### Provided records ###

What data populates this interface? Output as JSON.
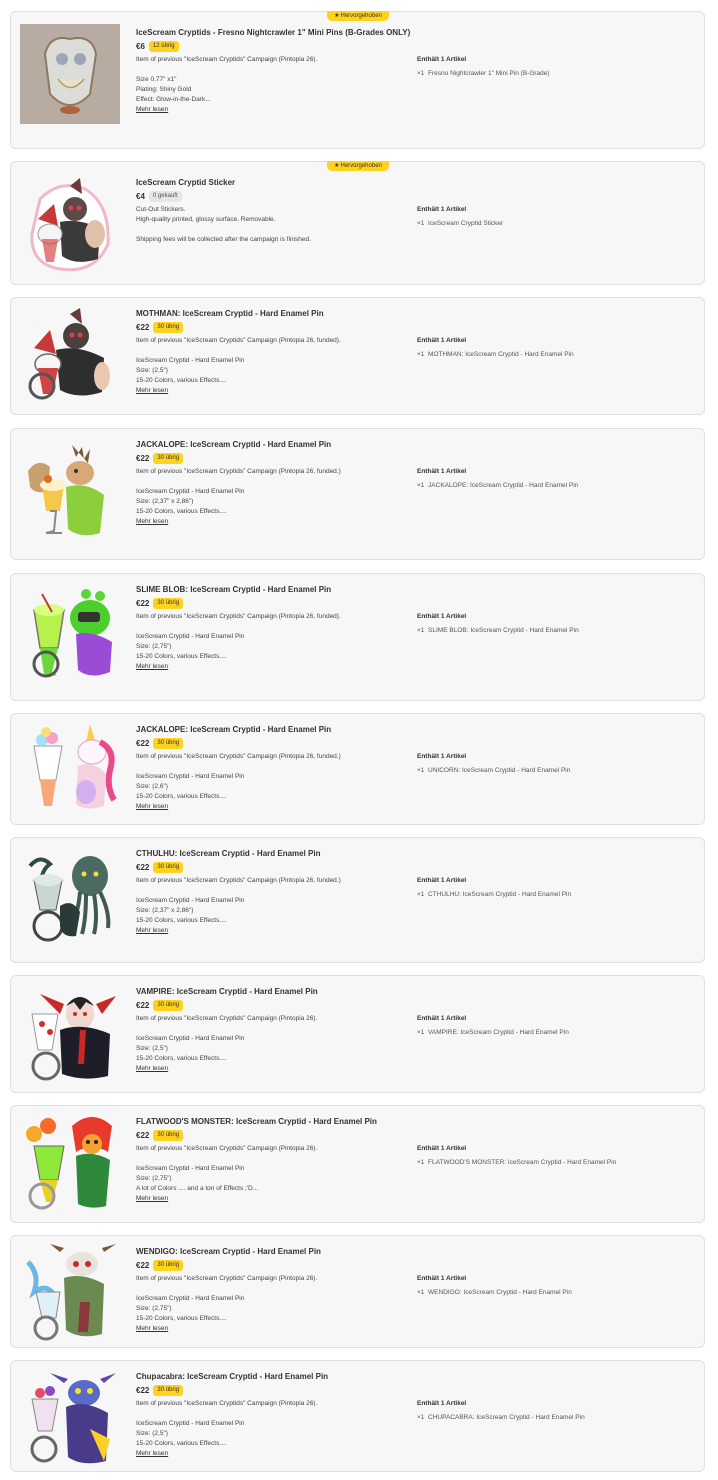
{
  "featured_label": "Hervorgehoben",
  "contains_label": "Enthält 1 Artikel",
  "more_label": "Mehr lesen",
  "qty_prefix": "×1",
  "products": [
    {
      "title": "IceScream Cryptids - Fresno Nightcrawler 1\" Mini Pins (B-Grades ONLY)",
      "price": "€6",
      "stock": "12 übrig",
      "desc": [
        "Item of previous \"IceScream Cryptids\" Campaign (Pintopia 26).",
        "",
        "Size 0,77\" x1\"",
        "Plating: Shiny Gold",
        "Effect: Glow-in-the-Dark..."
      ],
      "item": "Fresno Nightcrawler 1\" Mini Pin (B-Grade)"
    },
    {
      "title": "IceScream Cryptid Sticker",
      "price": "€4",
      "stock": "0 gekauft",
      "desc": [
        "Cut-Out Stickers.",
        "High-quality printed, glossy surface. Removable.",
        "",
        "Shipping fees will be collected after the campaign is finished."
      ],
      "item": "IceScream Cryptid Sticker"
    },
    {
      "title": "MOTHMAN: IceScream Cryptid - Hard Enamel Pin",
      "price": "€22",
      "stock": "30 übrig",
      "desc": [
        "Item of previous \"IceScream Cryptids\" Campaign (Pintopia 26, funded).",
        "",
        "IceScream Cryptid - Hard Enamel Pin",
        "Size: (2,5\")",
        "15-20 Colors, various Effects...."
      ],
      "item": "MOTHMAN: IceScream Cryptid - Hard Enamel Pin"
    },
    {
      "title": "JACKALOPE: IceScream Cryptid - Hard Enamel Pin",
      "price": "€22",
      "stock": "30 übrig",
      "desc": [
        "Item of previous \"IceScream Cryptids\" Campaign (Pintopia 26, funded.)",
        "",
        "IceScream Cryptid - Hard Enamel Pin",
        "Size: (2,37\" x 2,86\")",
        "15-20 Colors, various Effects...."
      ],
      "item": "JACKALOPE: IceScream Cryptid - Hard Enamel Pin"
    },
    {
      "title": "SLIME BLOB: IceScream Cryptid - Hard Enamel Pin",
      "price": "€22",
      "stock": "30 übrig",
      "desc": [
        "Item of previous \"IceScream Cryptids\" Campaign (Pintopia 26, funded).",
        "",
        "IceScream Cryptid - Hard Enamel Pin",
        "Size: (2,75\")",
        "15-20 Colors, various Effects...."
      ],
      "item": "SLIME BLOB: IceScream Cryptid - Hard Enamel Pin"
    },
    {
      "title": "JACKALOPE: IceScream Cryptid - Hard Enamel Pin",
      "price": "€22",
      "stock": "30 übrig",
      "desc": [
        "Item of previous \"IceScream Cryptids\" Campaign (Pintopia 26, funded.)",
        "",
        "IceScream Cryptid - Hard Enamel Pin",
        "Size: (2,6\")",
        "15-20 Colors, various Effects...."
      ],
      "item": "UNICORN: IceScream Cryptid - Hard Enamel Pin"
    },
    {
      "title": "CTHULHU: IceScream Cryptid - Hard Enamel Pin",
      "price": "€22",
      "stock": "30 übrig",
      "desc": [
        "Item of previous \"IceScream Cryptids\" Campaign (Pintopia 26, funded.)",
        "",
        "IceScream Cryptid - Hard Enamel Pin",
        "Size: (2,37\" x 2,86\")",
        "15-20 Colors, various Effects...."
      ],
      "item": "CTHULHU: IceScream Cryptid - Hard Enamel Pin"
    },
    {
      "title": "VAMPIRE: IceScream Cryptid - Hard Enamel Pin",
      "price": "€22",
      "stock": "30 übrig",
      "desc": [
        "Item of previous \"IceScream Cryptids\" Campaign (Pintopia 26).",
        "",
        "IceScream Cryptid - Hard Enamel Pin",
        "Size: (2,5\")",
        "15-20 Colors, various Effects...."
      ],
      "item": "VAMPIRE: IceScream Cryptid - Hard Enamel Pin"
    },
    {
      "title": "FLATWOOD'S MONSTER: IceScream Cryptid - Hard Enamel Pin",
      "price": "€22",
      "stock": "30 übrig",
      "desc": [
        "Item of previous \"IceScream Cryptids\" Campaign (Pintopia 26).",
        "",
        "IceScream Cryptid - Hard Enamel Pin",
        "Size: (2,75\")",
        "A lot of Colors .... and a ton of Effects ;'D..."
      ],
      "item": "FLATWOOD'S MONSTER: IceScream Cryptid - Hard Enamel Pin"
    },
    {
      "title": "WENDIGO: IceScream Cryptid - Hard Enamel Pin",
      "price": "€22",
      "stock": "30 übrig",
      "desc": [
        "Item of previous \"IceScream Cryptids\" Campaign (Pintopia 26).",
        "",
        "IceScream Cryptid - Hard Enamel Pin",
        "Size: (2,75\")",
        "15-20 Colors, various Effects...."
      ],
      "item": "WENDIGO: IceScream Cryptid - Hard Enamel Pin"
    },
    {
      "title": "Chupacabra: IceScream Cryptid - Hard Enamel Pin",
      "price": "€22",
      "stock": "30 übrig",
      "desc": [
        "Item of previous \"IceScream Cryptids\" Campaign (Pintopia 26).",
        "",
        "IceScream Cryptid - Hard Enamel Pin",
        "Size: (2,5\")",
        "15-20 Colors, various Effects...."
      ],
      "item": "CHUPACABRA: IceScream Cryptid - Hard Enamel Pin"
    }
  ]
}
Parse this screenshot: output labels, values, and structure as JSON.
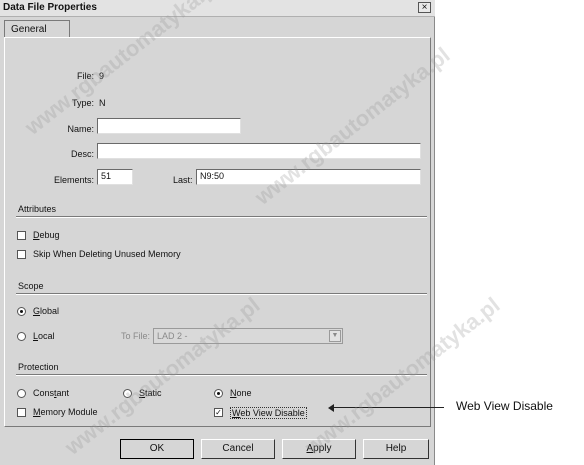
{
  "window": {
    "title": "Data File Properties",
    "close_glyph": "×"
  },
  "tab": {
    "label": "General"
  },
  "fields": {
    "file_label": "File:",
    "file_value": "9",
    "type_label": "Type:",
    "type_value": "N",
    "name_label": "Name:",
    "name_value": "",
    "desc_label": "Desc:",
    "desc_value": "",
    "elements_label": "Elements:",
    "elements_value": "51",
    "last_label": "Last:",
    "last_value": "N9:50"
  },
  "attributes": {
    "section": "Attributes",
    "debug_label": "Debug",
    "debug_checked": false,
    "skip_label": "Skip When Deleting Unused Memory",
    "skip_checked": false
  },
  "scope": {
    "section": "Scope",
    "global_label": "Global",
    "global_selected": true,
    "local_label": "Local",
    "local_selected": false,
    "tofile_label": "To File:",
    "tofile_value": "LAD 2 -"
  },
  "protection": {
    "section": "Protection",
    "constant_label": "Constant",
    "static_label": "Static",
    "none_label": "None",
    "selected": "None",
    "memory_label": "Memory Module",
    "memory_checked": false,
    "webview_label": "Web View Disable",
    "webview_checked": true
  },
  "buttons": {
    "ok": "OK",
    "cancel": "Cancel",
    "apply": "Apply",
    "help": "Help"
  },
  "callout": {
    "label": "Web View Disable"
  },
  "watermark": "www.rgbautomatyka.pl"
}
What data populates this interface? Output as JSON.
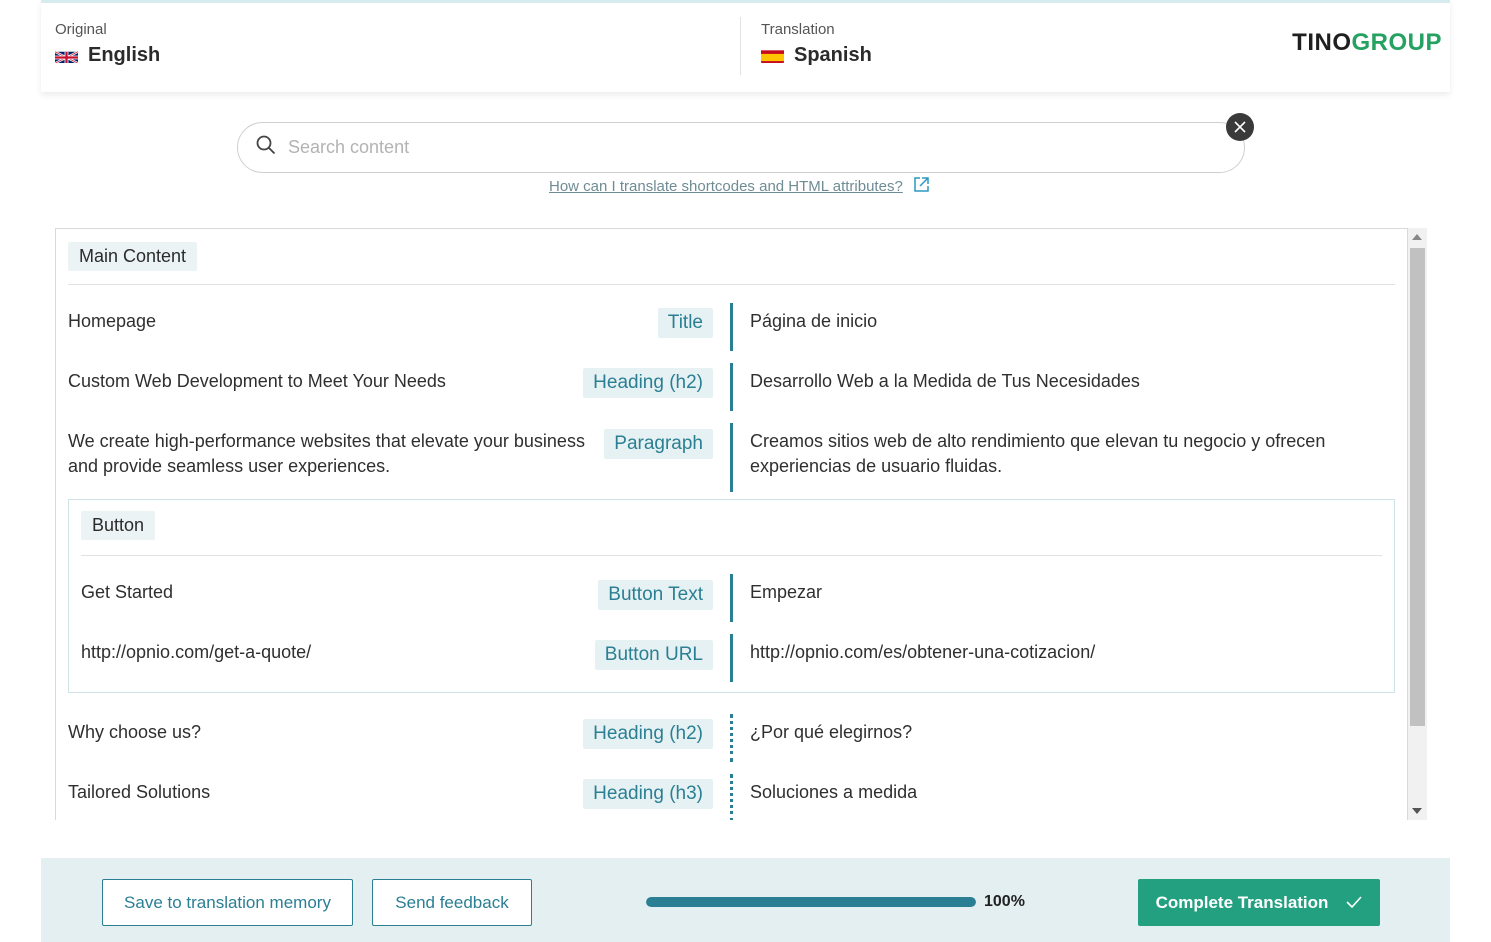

###

# What the task requires:
Each line of the data should be quoted exactly, with pictures left out.

# Answer:
What data populates this interface? Output as JSON.
{
  "featured_label": "Hervorgehoben",
  "contains_label": "Enthält 1 Artikel",
  "more_label": "Mehr lesen",
  "qty_prefix": "×1",
  "products": [
    {
      "title": "IceScream Cryptids - Fresno Nightcrawler 1\" Mini Pins (B-Grades ONLY)",
      "price": "€6",
      "stock": "12 übrig",
      "desc": [
        "Item of previous \"IceScream Cryptids\" Campaign (Pintopia 26).",
        "",
        "Size 0,77\" x1\"",
        "Plating: Shiny Gold",
        "Effect: Glow-in-the-Dark..."
      ],
      "item": "Fresno Nightcrawler 1\" Mini Pin (B-Grade)"
    },
    {
      "title": "IceScream Cryptid Sticker",
      "price": "€4",
      "stock": "0 gekauft",
      "desc": [
        "Cut-Out Stickers.",
        "High-quality printed, glossy surface. Removable.",
        "",
        "Shipping fees will be collected after the campaign is finished."
      ],
      "item": "IceScream Cryptid Sticker"
    },
    {
      "title": "MOTHMAN: IceScream Cryptid - Hard Enamel Pin",
      "price": "€22",
      "stock": "30 übrig",
      "desc": [
        "Item of previous \"IceScream Cryptids\" Campaign (Pintopia 26, funded).",
        "",
        "IceScream Cryptid - Hard Enamel Pin",
        "Size: (2,5\")",
        "15-20 Colors, various Effects...."
      ],
      "item": "MOTHMAN: IceScream Cryptid - Hard Enamel Pin"
    },
    {
      "title": "JACKALOPE: IceScream Cryptid - Hard Enamel Pin",
      "price": "€22",
      "stock": "30 übrig",
      "desc": [
        "Item of previous \"IceScream Cryptids\" Campaign (Pintopia 26, funded.)",
        "",
        "IceScream Cryptid - Hard Enamel Pin",
        "Size: (2,37\" x 2,86\")",
        "15-20 Colors, various Effects...."
      ],
      "item": "JACKALOPE: IceScream Cryptid - Hard Enamel Pin"
    },
    {
      "title": "SLIME BLOB: IceScream Cryptid - Hard Enamel Pin",
      "price": "€22",
      "stock": "30 übrig",
      "desc": [
        "Item of previous \"IceScream Cryptids\" Campaign (Pintopia 26, funded).",
        "",
        "IceScream Cryptid - Hard Enamel Pin",
        "Size: (2,75\")",
        "15-20 Colors, various Effects...."
      ],
      "item": "SLIME BLOB: IceScream Cryptid - Hard Enamel Pin"
    },
    {
      "title": "JACKALOPE: IceScream Cryptid - Hard Enamel Pin",
      "price": "€22",
      "stock": "30 übrig",
      "desc": [
        "Item of previous \"IceScream Cryptids\" Campaign (Pintopia 26, funded.)",
        "",
        "IceScream Cryptid - Hard Enamel Pin",
        "Size: (2,6\")",
        "15-20 Colors, various Effects...."
      ],
      "item": "UNICORN: IceScream Cryptid - Hard Enamel Pin"
    },
    {
      "title": "CTHULHU: IceScream Cryptid - Hard Enamel Pin",
      "price": "€22",
      "stock": "30 übrig",
      "desc": [
        "Item of previous \"IceScream Cryptids\" Campaign (Pintopia 26, funded.)",
        "",
        "IceScream Cryptid - Hard Enamel Pin",
        "Size: (2,37\" x 2,86\")",
        "15-20 Colors, various Effects...."
      ],
      "item": "CTHULHU: IceScream Cryptid - Hard Enamel Pin"
    },
    {
      "title": "VAMPIRE: IceScream Cryptid - Hard Enamel Pin",
      "price": "€22",
      "stock": "30 übrig",
      "desc": [
        "Item of previous \"IceScream Cryptids\" Campaign (Pintopia 26).",
        "",
        "IceScream Cryptid - Hard Enamel Pin",
        "Size: (2,5\")",
        "15-20 Colors, various Effects...."
      ],
      "item": "VAMPIRE: IceScream Cryptid - Hard Enamel Pin"
    },
    {
      "title": "FLATWOOD'S MONSTER: IceScream Cryptid - Hard Enamel Pin",
      "price": "€22",
      "stock": "30 übrig",
      "desc": [
        "Item of previous \"IceScream Cryptids\" Campaign (Pintopia 26).",
        "",
        "IceScream Cryptid - Hard Enamel Pin",
        "Size: (2,75\")",
        "A lot of Colors .... and a ton of Effects ;'D..."
      ],
      "item": "FLATWOOD'S MONSTER: IceScream Cryptid - Hard Enamel Pin"
    },
    {
      "title": "WENDIGO: IceScream Cryptid - Hard Enamel Pin",
      "price": "€22",
      "stock": "30 übrig",
      "desc": [
        "Item of previous \"IceScream Cryptids\" Campaign (Pintopia 26).",
        "",
        "IceScream Cryptid - Hard Enamel Pin",
        "Size: (2,75\")",
        "15-20 Colors, various Effects...."
      ],
      "item": "WENDIGO: IceScream Cryptid - Hard Enamel Pin"
    },
    {
      "title": "Chupacabra: IceScream Cryptid - Hard Enamel Pin",
      "price": "€22",
      "stock": "30 übrig",
      "desc": [
        "Item of previous \"IceScream Cryptids\" Campaign (Pintopia 26).",
        "",
        "IceScream Cryptid - Hard Enamel Pin",
        "Size: (2,5\")",
        "15-20 Colors, various Effects...."
      ],
      "item": "CHUPACABRA: IceScream Cryptid - Hard Enamel Pin"
    }
  ]
}
Parse this screenshot: output labels, values, and structure as JSON.
{
  "window": {
    "title": "Data File Properties",
    "close_glyph": "×"
  },
  "tab": {
    "label": "General"
  },
  "fields": {
    "file_label": "File:",
    "file_value": "9",
    "type_label": "Type:",
    "type_value": "N",
    "name_label": "Name:",
    "name_value": "",
    "desc_label": "Desc:",
    "desc_value": "",
    "elements_label": "Elements:",
    "elements_value": "51",
    "last_label": "Last:",
    "last_value": "N9:50"
  },
  "attributes": {
    "section": "Attributes",
    "debug_label": "Debug",
    "debug_checked": false,
    "skip_label": "Skip When Deleting Unused Memory",
    "skip_checked": false
  },
  "scope": {
    "section": "Scope",
    "global_label": "Global",
    "global_selected": true,
    "local_label": "Local",
    "local_selected": false,
    "tofile_label": "To File:",
    "tofile_value": "LAD 2 -"
  },
  "protection": {
    "section": "Protection",
    "constant_label": "Constant",
    "static_label": "Static",
    "none_label": "None",
    "selected": "None",
    "memory_label": "Memory Module",
    "memory_checked": false,
    "webview_label": "Web View Disable",
    "webview_checked": true
  },
  "buttons": {
    "ok": "OK",
    "cancel": "Cancel",
    "apply": "Apply",
    "help": "Help"
  },
  "callout": {
    "label": "Web View Disable"
  },
  "watermark": "www.rgbautomatyka.pl"
}
What data populates this interface? Output as JSON.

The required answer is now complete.